• WHAT NEEDS TO BE DONE: Pull every line of the entries that has the word "tissue".

• EXTRACTED MATERIAL:
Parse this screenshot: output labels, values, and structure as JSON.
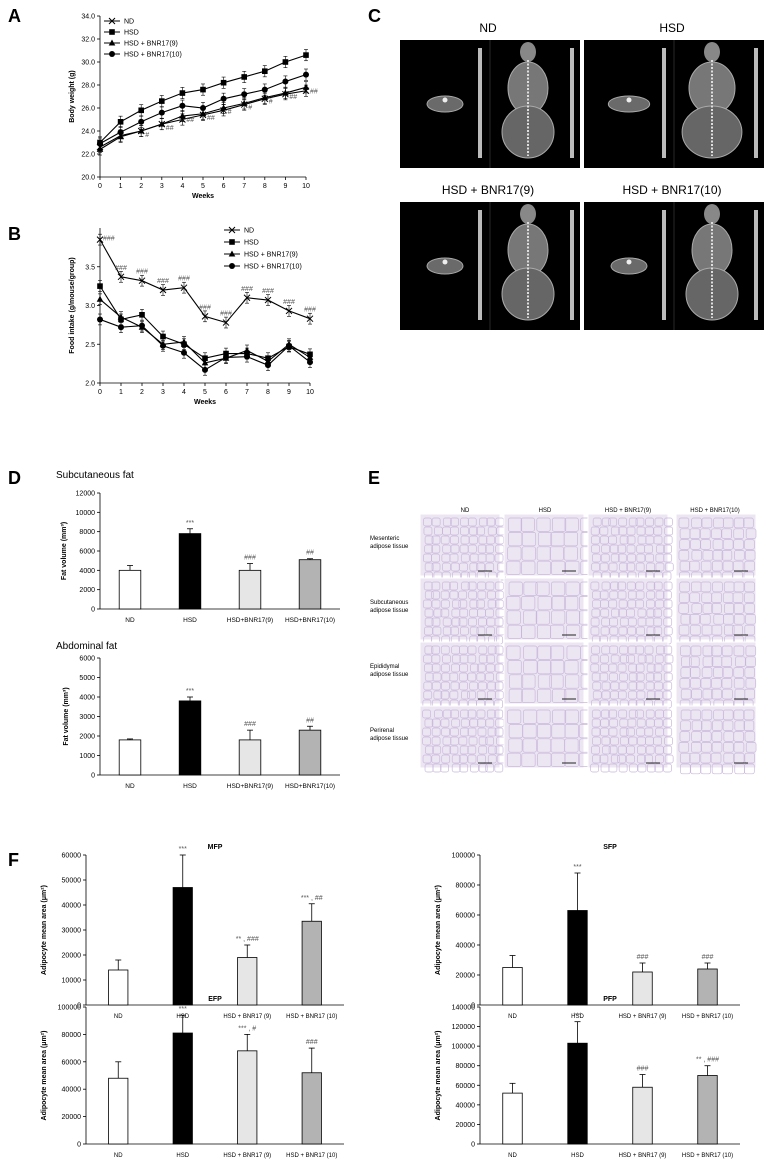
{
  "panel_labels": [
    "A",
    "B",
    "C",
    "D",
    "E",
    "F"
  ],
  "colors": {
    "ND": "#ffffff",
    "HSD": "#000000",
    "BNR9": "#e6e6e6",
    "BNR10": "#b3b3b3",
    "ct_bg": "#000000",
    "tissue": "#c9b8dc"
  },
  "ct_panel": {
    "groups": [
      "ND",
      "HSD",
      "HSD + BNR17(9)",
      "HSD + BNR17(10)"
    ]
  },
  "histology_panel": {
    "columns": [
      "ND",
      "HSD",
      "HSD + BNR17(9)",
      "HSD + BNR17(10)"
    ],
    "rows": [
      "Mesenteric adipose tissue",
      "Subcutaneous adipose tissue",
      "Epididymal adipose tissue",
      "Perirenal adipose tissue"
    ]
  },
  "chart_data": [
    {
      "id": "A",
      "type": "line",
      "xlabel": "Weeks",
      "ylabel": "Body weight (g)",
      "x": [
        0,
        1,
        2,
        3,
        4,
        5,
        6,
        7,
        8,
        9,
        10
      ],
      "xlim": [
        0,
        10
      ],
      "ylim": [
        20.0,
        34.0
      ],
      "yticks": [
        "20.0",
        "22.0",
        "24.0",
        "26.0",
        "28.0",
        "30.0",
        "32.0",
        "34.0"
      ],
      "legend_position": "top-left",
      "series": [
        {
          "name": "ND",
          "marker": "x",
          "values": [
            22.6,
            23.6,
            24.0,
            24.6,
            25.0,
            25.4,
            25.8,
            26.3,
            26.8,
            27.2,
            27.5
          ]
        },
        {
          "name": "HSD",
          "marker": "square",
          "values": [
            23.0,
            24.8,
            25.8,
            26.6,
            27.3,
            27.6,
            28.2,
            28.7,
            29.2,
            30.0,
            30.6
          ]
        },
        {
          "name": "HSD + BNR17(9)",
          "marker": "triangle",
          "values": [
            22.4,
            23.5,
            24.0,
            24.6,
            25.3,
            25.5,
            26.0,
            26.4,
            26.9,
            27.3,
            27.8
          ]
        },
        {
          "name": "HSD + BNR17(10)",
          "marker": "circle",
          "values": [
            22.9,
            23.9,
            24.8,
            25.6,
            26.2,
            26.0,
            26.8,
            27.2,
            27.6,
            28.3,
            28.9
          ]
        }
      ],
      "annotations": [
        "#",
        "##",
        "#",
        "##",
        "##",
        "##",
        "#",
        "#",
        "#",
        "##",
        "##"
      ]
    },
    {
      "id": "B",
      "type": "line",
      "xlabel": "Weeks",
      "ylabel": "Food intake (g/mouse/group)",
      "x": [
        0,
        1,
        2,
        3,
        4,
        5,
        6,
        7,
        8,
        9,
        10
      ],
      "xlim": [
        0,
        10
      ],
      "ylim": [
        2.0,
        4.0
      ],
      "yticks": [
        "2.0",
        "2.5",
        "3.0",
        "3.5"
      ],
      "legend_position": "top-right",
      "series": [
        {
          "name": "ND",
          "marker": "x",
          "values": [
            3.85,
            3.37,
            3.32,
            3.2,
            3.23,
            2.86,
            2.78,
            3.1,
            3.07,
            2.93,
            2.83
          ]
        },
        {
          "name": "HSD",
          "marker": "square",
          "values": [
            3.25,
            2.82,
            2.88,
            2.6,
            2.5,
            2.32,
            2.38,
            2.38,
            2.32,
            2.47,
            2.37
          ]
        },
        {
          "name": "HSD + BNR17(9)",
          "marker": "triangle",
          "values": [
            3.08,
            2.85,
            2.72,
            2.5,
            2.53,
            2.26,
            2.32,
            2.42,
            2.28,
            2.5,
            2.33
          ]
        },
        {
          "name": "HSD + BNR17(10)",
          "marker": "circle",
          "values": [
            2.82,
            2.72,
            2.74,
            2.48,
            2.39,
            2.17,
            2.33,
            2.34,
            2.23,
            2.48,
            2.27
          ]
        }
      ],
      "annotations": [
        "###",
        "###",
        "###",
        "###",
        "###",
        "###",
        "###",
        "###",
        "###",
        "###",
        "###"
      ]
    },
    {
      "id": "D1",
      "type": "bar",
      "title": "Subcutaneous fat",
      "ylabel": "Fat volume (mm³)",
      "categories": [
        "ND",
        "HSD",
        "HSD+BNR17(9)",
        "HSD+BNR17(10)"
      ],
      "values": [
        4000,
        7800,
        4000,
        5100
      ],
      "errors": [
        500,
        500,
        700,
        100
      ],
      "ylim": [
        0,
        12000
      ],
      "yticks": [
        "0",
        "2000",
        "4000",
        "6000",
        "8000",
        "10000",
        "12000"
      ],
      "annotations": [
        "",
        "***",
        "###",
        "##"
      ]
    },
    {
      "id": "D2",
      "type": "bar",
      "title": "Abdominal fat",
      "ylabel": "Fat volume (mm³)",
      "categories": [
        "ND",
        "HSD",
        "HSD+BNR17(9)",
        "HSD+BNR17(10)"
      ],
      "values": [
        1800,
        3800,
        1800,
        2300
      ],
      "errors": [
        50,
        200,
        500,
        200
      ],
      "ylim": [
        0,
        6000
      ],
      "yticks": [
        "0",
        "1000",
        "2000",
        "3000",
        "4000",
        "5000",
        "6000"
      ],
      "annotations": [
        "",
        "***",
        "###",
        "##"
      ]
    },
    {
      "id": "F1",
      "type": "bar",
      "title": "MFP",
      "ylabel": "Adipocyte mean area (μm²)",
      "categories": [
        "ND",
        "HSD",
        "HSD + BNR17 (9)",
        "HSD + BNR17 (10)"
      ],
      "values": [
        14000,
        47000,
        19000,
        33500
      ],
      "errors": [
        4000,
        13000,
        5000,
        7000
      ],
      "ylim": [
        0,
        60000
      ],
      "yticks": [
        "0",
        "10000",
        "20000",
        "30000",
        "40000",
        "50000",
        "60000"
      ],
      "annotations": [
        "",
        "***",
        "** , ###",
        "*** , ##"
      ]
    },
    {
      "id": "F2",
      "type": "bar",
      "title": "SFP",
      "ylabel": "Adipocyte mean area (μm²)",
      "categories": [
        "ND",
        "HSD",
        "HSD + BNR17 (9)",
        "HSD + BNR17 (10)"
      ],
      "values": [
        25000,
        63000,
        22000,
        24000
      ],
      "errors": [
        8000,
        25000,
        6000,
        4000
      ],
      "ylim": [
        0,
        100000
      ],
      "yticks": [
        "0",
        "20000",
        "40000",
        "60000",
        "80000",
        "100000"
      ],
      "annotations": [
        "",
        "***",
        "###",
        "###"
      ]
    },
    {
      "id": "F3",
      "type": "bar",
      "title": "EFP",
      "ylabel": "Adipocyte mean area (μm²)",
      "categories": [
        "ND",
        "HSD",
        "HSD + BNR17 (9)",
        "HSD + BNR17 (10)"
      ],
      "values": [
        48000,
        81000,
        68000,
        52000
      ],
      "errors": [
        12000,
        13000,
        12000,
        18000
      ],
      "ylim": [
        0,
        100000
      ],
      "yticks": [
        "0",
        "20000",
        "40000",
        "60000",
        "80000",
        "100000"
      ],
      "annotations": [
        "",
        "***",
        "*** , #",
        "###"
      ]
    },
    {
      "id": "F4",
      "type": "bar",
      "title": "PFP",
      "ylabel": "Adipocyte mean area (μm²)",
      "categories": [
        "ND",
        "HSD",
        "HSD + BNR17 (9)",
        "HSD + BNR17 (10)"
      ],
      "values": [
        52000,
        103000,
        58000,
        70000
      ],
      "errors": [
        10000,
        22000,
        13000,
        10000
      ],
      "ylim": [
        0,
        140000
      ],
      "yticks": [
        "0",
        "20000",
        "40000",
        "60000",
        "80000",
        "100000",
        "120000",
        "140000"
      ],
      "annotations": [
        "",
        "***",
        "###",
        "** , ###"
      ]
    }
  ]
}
...
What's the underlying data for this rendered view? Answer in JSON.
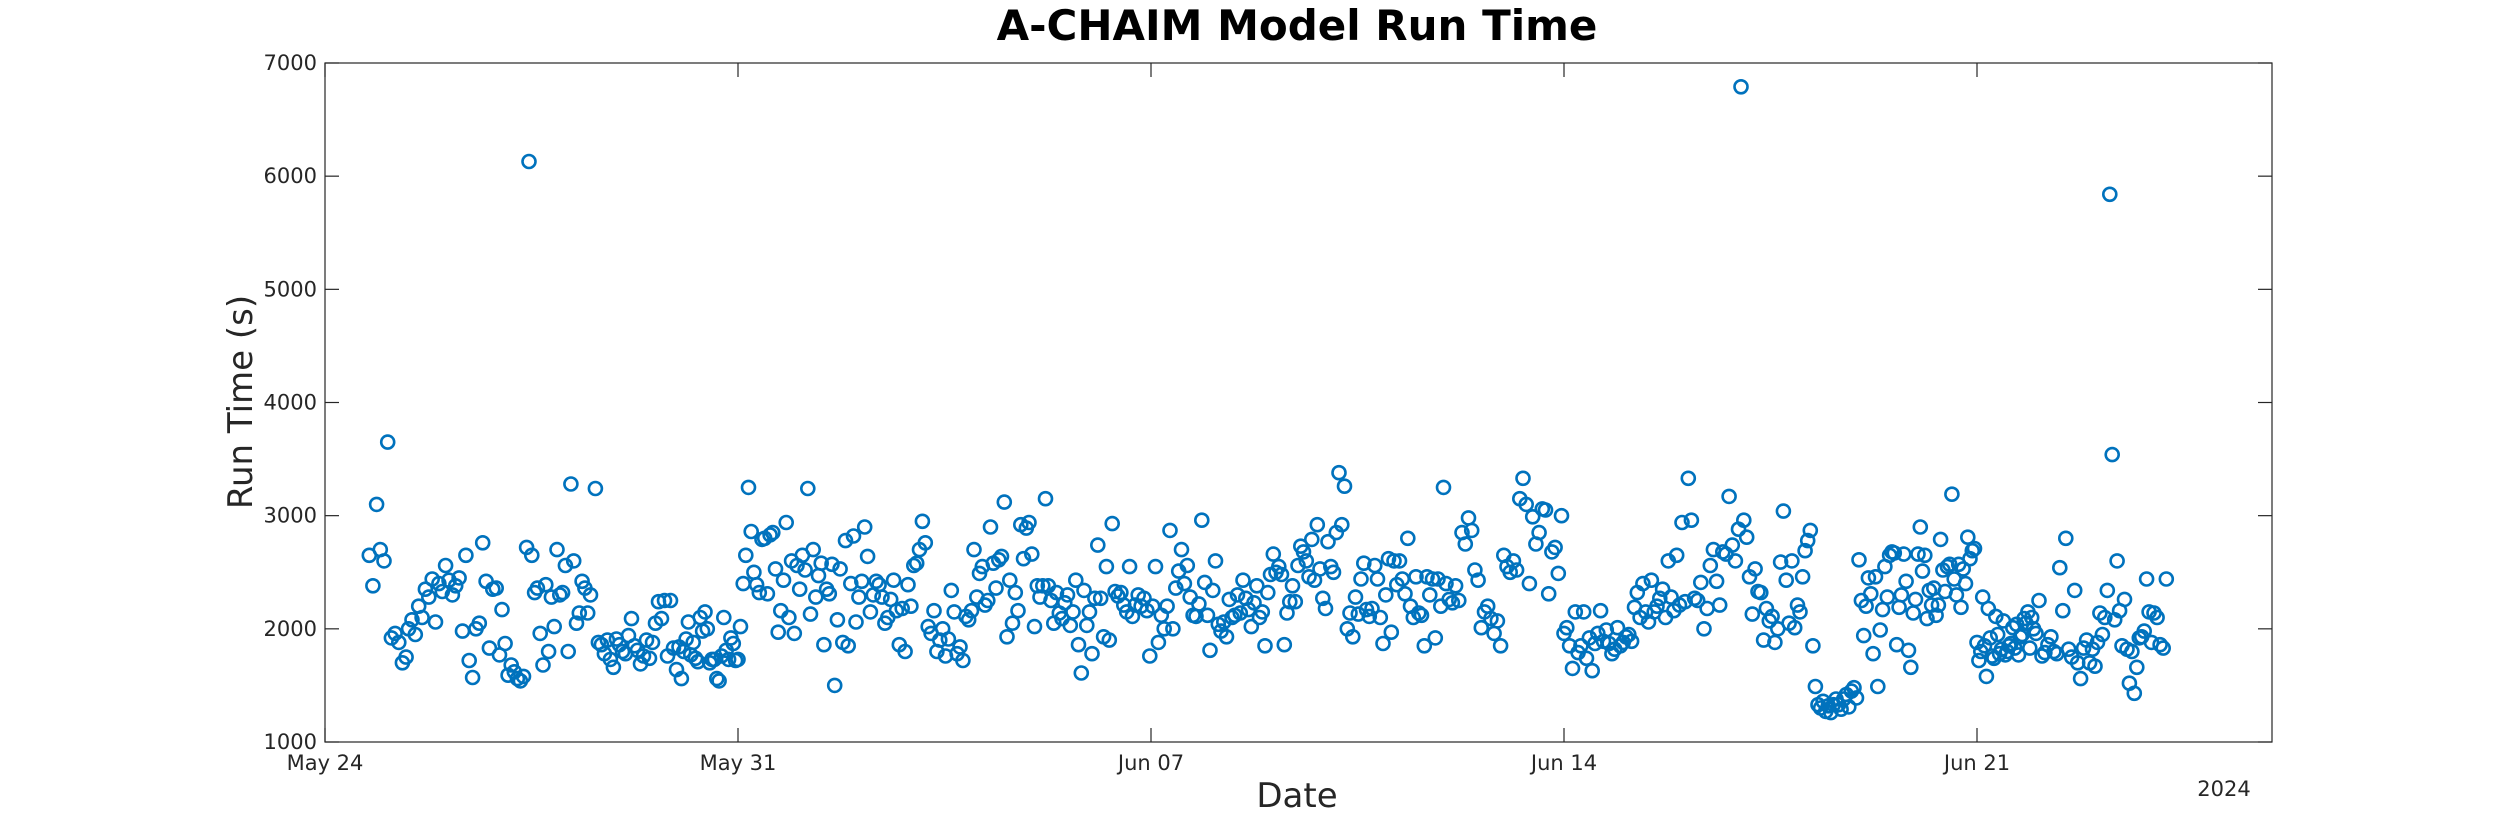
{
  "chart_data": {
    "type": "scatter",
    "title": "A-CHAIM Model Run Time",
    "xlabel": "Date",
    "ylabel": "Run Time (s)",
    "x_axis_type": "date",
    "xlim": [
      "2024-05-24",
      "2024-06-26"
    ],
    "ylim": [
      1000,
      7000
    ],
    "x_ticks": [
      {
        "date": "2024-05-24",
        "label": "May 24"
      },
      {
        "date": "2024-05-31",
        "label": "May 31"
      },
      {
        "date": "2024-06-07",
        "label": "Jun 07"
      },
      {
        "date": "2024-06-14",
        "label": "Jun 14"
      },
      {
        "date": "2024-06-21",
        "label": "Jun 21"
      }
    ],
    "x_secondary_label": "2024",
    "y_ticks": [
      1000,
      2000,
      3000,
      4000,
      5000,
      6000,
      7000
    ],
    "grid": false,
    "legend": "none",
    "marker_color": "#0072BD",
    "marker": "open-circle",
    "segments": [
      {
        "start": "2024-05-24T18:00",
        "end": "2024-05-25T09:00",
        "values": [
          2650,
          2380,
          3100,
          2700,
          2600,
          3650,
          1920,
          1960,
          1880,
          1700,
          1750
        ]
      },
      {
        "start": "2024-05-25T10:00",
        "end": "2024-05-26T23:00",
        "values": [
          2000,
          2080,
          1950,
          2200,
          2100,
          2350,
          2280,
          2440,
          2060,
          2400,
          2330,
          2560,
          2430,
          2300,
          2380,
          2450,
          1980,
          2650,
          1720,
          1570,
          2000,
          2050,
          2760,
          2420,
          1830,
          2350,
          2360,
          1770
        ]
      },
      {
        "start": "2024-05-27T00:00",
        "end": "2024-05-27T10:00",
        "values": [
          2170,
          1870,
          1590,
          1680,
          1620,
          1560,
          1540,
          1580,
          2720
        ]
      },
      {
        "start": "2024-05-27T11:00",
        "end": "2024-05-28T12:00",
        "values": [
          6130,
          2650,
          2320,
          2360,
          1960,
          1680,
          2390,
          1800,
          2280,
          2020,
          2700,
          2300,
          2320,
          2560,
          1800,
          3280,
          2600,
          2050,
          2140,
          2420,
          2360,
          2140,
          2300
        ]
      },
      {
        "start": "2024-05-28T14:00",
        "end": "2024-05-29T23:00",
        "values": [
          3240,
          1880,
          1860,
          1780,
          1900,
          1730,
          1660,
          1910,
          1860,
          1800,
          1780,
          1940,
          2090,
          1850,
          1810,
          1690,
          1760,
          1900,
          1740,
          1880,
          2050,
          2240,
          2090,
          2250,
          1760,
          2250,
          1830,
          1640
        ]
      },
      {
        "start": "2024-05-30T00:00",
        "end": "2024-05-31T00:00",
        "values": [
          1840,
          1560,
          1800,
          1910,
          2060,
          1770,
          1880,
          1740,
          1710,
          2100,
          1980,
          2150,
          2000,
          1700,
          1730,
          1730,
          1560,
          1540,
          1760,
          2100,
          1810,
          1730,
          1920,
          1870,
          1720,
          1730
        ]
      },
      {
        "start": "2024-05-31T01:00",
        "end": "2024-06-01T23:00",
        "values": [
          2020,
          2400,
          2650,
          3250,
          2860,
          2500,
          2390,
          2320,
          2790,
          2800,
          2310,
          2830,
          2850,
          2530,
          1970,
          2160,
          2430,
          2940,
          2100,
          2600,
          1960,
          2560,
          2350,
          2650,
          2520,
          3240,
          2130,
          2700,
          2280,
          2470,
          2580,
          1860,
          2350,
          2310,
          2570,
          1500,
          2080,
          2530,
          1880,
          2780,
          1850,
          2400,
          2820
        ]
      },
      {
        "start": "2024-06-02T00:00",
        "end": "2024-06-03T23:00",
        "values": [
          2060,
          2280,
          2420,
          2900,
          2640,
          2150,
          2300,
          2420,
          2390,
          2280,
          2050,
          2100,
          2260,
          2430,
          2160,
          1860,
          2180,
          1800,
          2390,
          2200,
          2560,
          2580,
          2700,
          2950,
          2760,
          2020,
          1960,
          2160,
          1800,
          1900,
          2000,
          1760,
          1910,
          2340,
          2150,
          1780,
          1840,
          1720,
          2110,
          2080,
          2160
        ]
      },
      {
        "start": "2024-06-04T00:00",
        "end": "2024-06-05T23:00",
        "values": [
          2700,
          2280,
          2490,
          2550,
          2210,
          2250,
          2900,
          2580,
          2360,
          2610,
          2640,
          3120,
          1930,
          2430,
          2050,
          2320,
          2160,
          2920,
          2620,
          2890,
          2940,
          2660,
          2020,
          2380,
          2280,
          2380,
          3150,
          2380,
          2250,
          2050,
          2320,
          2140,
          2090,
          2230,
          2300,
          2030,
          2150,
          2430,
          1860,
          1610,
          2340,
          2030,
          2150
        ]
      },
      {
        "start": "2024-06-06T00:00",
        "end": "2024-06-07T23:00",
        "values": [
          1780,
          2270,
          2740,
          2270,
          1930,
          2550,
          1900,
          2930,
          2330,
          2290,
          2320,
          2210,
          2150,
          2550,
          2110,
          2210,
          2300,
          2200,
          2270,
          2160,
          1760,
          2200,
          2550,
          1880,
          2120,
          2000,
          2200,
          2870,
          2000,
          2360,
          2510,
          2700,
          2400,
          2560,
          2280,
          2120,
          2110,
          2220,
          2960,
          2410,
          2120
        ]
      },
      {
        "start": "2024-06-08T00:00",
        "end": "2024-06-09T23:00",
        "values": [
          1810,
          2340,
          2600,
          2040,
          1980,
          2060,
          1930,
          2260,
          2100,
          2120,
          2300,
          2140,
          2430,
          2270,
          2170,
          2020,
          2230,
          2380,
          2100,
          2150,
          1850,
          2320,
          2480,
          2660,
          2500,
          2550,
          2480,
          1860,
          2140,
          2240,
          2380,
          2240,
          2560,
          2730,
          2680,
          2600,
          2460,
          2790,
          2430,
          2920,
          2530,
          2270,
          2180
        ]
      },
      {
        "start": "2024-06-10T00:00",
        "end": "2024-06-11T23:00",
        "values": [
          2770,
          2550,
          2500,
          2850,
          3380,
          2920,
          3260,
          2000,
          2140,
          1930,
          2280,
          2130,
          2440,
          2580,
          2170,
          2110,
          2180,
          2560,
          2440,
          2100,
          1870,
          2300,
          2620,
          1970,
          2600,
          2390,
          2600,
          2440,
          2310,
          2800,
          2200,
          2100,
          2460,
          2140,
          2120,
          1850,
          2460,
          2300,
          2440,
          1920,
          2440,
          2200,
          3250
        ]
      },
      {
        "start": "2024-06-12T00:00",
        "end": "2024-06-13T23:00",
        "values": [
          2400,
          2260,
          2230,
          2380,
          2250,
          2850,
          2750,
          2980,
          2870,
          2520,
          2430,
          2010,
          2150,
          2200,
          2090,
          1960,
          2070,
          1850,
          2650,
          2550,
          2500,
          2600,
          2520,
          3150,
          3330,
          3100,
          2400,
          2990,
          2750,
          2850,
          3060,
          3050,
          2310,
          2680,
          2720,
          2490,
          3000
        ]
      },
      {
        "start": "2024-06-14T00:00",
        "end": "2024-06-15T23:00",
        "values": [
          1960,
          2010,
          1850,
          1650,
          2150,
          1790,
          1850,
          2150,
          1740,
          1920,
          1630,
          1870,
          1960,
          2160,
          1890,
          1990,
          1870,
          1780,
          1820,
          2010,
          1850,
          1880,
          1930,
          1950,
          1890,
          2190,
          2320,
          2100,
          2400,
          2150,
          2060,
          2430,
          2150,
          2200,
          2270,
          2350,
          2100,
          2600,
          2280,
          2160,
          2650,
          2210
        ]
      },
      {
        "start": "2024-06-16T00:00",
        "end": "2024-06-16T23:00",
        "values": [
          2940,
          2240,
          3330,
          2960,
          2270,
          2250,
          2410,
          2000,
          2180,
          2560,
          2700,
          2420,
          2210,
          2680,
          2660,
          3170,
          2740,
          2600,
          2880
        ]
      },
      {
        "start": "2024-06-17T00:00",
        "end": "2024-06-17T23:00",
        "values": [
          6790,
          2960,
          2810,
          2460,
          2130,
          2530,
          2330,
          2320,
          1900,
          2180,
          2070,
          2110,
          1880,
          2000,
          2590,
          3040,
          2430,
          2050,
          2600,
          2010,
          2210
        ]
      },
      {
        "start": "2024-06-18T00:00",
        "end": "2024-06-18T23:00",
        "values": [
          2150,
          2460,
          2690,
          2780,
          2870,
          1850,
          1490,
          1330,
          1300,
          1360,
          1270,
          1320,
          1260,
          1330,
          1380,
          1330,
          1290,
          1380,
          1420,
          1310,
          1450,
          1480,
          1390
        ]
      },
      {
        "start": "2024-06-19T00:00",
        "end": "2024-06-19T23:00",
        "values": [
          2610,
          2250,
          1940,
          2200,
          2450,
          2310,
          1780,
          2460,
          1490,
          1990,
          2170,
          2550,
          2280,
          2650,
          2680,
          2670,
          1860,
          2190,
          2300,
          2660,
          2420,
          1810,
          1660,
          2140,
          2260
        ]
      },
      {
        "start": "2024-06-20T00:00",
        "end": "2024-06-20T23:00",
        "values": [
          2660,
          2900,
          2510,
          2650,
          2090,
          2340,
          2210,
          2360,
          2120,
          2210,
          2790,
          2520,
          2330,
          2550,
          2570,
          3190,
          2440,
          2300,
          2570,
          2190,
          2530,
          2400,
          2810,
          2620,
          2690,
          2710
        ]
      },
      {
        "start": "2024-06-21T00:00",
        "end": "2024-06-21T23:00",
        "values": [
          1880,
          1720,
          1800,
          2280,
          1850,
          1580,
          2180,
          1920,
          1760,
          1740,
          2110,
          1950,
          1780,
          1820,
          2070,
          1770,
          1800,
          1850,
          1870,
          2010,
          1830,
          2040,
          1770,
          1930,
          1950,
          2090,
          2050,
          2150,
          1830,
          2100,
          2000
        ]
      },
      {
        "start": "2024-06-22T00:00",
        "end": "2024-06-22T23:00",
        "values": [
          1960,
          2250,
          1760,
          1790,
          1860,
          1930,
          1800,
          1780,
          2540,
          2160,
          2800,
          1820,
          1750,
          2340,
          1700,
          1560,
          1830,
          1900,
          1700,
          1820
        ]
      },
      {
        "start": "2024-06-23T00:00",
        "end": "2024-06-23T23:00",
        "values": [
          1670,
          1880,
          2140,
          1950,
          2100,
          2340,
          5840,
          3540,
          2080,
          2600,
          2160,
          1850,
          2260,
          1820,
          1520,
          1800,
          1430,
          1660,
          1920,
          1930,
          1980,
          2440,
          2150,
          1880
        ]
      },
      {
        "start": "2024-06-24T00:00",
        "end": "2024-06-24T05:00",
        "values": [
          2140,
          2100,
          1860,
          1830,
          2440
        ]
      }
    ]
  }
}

• RESULT:
    "tissue": "#c9b8dc"
      "Mesenteric adipose tissue",
      "Subcutaneous adipose tissue",
      "Epididymal adipose tissue",
      "Perirenal adipose tissue"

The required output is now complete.